==== Excerpted records ====

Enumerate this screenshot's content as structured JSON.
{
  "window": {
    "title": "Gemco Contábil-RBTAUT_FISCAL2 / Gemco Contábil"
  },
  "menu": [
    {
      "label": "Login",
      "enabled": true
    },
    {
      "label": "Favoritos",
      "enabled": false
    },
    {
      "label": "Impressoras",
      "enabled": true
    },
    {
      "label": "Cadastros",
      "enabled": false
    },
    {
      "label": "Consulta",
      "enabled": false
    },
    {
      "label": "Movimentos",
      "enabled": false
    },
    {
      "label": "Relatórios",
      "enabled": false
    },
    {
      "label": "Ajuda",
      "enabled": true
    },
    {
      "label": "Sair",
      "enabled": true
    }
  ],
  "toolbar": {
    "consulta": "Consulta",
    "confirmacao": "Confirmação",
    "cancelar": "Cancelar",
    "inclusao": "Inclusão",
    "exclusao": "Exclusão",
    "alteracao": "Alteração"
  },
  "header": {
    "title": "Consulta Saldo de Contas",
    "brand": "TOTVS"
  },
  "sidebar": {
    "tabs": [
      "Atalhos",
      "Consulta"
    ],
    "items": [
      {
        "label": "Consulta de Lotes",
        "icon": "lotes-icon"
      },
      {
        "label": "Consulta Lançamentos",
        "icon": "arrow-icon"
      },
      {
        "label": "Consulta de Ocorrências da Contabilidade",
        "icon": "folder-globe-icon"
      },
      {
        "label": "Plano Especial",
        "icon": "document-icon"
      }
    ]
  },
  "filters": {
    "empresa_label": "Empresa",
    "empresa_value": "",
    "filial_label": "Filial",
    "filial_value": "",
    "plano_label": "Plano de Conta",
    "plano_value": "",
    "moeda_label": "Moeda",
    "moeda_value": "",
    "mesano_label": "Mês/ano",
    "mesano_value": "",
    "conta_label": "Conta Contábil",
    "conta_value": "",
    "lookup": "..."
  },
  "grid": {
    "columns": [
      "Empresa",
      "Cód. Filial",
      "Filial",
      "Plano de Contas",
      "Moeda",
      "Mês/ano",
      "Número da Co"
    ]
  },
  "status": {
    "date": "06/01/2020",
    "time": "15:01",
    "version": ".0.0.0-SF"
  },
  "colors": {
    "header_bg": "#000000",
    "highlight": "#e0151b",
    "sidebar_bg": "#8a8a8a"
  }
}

====

[Brief]
Copy out each line in the listing that has the word "Contábil".

[Full response]
    "title": "Gemco Contábil-RBTAUT_FISCAL2 / Gemco Contábil"
    "conta_label": "Conta Contábil",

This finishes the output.